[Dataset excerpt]

========

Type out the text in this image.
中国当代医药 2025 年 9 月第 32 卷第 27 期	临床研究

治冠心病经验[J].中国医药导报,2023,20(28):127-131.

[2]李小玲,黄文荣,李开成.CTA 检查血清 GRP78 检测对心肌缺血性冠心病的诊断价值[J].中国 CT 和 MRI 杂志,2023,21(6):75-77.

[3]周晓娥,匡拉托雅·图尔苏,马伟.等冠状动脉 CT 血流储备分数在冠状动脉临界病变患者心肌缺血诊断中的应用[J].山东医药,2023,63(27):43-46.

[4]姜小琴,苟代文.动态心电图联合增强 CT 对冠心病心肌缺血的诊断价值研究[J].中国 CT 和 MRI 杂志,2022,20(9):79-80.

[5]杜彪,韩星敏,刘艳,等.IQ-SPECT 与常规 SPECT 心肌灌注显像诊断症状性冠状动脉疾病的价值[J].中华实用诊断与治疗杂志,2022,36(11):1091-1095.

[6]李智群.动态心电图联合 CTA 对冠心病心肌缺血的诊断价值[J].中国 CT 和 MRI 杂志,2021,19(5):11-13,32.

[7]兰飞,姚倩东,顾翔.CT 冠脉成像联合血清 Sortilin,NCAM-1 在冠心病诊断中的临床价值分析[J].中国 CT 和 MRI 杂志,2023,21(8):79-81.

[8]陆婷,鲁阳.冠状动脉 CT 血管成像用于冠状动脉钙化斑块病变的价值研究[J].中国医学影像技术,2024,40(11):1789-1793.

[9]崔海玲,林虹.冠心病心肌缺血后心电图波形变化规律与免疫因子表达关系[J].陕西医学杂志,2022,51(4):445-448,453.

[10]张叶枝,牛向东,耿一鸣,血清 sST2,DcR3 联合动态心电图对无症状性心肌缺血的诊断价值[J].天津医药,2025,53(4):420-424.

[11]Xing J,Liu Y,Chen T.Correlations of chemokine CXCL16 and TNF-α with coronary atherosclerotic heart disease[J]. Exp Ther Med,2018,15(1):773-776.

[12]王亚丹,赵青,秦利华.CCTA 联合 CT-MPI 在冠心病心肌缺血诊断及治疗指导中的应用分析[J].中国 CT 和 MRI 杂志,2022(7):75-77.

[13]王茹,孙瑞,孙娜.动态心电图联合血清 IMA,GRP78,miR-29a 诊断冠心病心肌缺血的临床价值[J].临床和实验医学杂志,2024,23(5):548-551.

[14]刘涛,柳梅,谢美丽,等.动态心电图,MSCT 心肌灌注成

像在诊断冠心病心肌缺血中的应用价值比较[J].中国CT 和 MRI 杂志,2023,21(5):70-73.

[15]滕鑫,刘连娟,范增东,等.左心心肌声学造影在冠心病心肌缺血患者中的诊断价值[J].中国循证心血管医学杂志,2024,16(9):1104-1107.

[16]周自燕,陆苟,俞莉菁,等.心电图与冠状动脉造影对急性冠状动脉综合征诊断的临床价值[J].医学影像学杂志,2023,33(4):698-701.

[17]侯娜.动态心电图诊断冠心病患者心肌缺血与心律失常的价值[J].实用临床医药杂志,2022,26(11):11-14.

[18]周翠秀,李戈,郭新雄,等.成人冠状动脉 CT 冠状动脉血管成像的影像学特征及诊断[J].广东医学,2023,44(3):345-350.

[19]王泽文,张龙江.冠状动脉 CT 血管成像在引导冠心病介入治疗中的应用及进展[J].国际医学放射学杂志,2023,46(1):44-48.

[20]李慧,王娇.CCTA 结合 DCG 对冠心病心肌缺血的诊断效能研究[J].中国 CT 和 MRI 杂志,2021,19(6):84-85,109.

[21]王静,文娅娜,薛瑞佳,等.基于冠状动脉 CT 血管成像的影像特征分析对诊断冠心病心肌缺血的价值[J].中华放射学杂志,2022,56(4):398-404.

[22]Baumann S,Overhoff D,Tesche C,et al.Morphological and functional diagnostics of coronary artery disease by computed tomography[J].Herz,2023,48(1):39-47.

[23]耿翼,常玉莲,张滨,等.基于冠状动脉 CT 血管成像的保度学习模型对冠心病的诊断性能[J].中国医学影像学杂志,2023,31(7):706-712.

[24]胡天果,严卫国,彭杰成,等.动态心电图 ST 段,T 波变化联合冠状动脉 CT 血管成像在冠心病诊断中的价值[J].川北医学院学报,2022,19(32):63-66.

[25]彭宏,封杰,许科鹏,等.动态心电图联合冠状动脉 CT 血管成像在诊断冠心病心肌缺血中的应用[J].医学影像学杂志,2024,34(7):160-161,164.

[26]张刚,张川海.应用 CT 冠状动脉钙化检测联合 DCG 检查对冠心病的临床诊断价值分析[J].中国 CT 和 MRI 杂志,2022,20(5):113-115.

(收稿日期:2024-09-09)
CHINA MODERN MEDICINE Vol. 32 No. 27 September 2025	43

========

**What needs to be done:** Extract the complete data, matching each line exactly.

**Written reply:**
Type out the text in this image.
中国当代医药 2025 年 9 月第 32 卷第 27 期	临床研究

治冠心病经验[J].中国医药导报,2023,20(28):127-131.

[2]李小玲,黄文荣,李开成.CTA 检查血清 GRP78 检测对心肌缺血性冠心病的诊断价值[J].中国 CT 和 MRI 杂志,2023,21(6):75-77.

[3]周晓娥,匡拉托雅·图尔苏,马伟.等冠状动脉 CT 血流储备分数在冠状动脉临界病变患者心肌缺血诊断中的应用[J].山东医药,2023,63(27):43-46.

[4]姜小琴,苟代文.动态心电图联合增强 CT 对冠心病心肌缺血的诊断价值研究[J].中国 CT 和 MRI 杂志,2022,20(9):79-80.

[5]杜彪,韩星敏,刘艳,等.IQ-SPECT 与常规 SPECT 心肌灌注显像诊断症状性冠状动脉疾病的价值[J].中华实用诊断与治疗杂志,2022,36(11):1091-1095.

[6]李智群.动态心电图联合 CTA 对冠心病心肌缺血的诊断价值[J].中国 CT 和 MRI 杂志,2021,19(5):11-13,32.

[7]兰飞,姚倩东,顾翔.CT 冠脉成像联合血清 Sortilin,NCAM-1 在冠心病诊断中的临床价值分析[J].中国 CT 和 MRI 杂志,2023,21(8):79-81.

[8]陆婷,鲁阳.冠状动脉 CT 血管成像用于冠状动脉钙化斑块病变的价值研究[J].中国医学影像技术,2024,40(11):1789-1793.

[9]崔海玲,林虹.冠心病心肌缺血后心电图波形变化规律与免疫因子表达关系[J].陕西医学杂志,2022,51(4):445-448,453.

[10]张叶枝,牛向东,耿一鸣,血清 sST2,DcR3 联合动态心电图对无症状性心肌缺血的诊断价值[J].天津医药,2025,53(4):420-424.

[11]Xing J,Liu Y,Chen T.Correlations of chemokine CXCL16 and TNF-α with coronary atherosclerotic heart disease[J]. Exp Ther Med,2018,15(1):773-776.

[12]王亚丹,赵青,秦利华.CCTA 联合 CT-MPI 在冠心病心肌缺血诊断及治疗指导中的应用分析[J].中国 CT 和 MRI 杂志,2022(7):75-77.

[13]王茹,孙瑞,孙娜.动态心电图联合血清 IMA,GRP78,miR-29a 诊断冠心病心肌缺血的临床价值[J].临床和实验医学杂志,2024,23(5):548-551.

[14]刘涛,柳梅,谢美丽,等.动态心电图,MSCT 心肌灌注成

像在诊断冠心病心肌缺血中的应用价值比较[J].中国CT 和 MRI 杂志,2023,21(5):70-73.

[15]滕鑫,刘连娟,范增东,等.左心心肌声学造影在冠心病心肌缺血患者中的诊断价值[J].中国循证心血管医学杂志,2024,16(9):1104-1107.

[16]周自燕,陆苟,俞莉菁,等.心电图与冠状动脉造影对急性冠状动脉综合征诊断的临床价值[J].医学影像学杂志,2023,33(4):698-701.

[17]侯娜.动态心电图诊断冠心病患者心肌缺血与心律失常的价值[J].实用临床医药杂志,2022,26(11):11-14.

[18]周翠秀,李戈,郭新雄,等.成人冠状动脉 CT 冠状动脉血管成像的影像学特征及诊断[J].广东医学,2023,44(3):345-350.

[19]王泽文,张龙江.冠状动脉 CT 血管成像在引导冠心病介入治疗中的应用及进展[J].国际医学放射学杂志,2023,46(1):44-48.

[20]李慧,王娇.CCTA 结合 DCG 对冠心病心肌缺血的诊断效能研究[J].中国 CT 和 MRI 杂志,2021,19(6):84-85,109.

[21]王静,文娅娜,薛瑞佳,等.基于冠状动脉 CT 血管成像的影像特征分析对诊断冠心病心肌缺血的价值[J].中华放射学杂志,2022,56(4):398-404.

[22]Baumann S,Overhoff D,Tesche C,et al.Morphological and functional diagnostics of coronary artery disease by computed tomography[J].Herz,2023,48(1):39-47.

[23]耿翼,常玉莲,张滨,等.基于冠状动脉 CT 血管成像的保度学习模型对冠心病的诊断性能[J].中国医学影像学杂志,2023,31(7):706-712.

[24]胡天果,严卫国,彭杰成,等.动态心电图 ST 段,T 波变化联合冠状动脉 CT 血管成像在冠心病诊断中的价值[J].川北医学院学报,2022,19(32):63-66.

[25]彭宏,封杰,许科鹏,等.动态心电图联合冠状动脉 CT 血管成像在诊断冠心病心肌缺血中的应用[J].医学影像学杂志,2024,34(7):160-161,164.

[26]张刚,张川海.应用 CT 冠状动脉钙化检测联合 DCG 检查对冠心病的临床诊断价值分析[J].中国 CT 和 MRI 杂志,2022,20(5):113-115.

(收稿日期:2024-09-09)
CHINA MODERN MEDICINE Vol. 32 No. 27 September 2025	43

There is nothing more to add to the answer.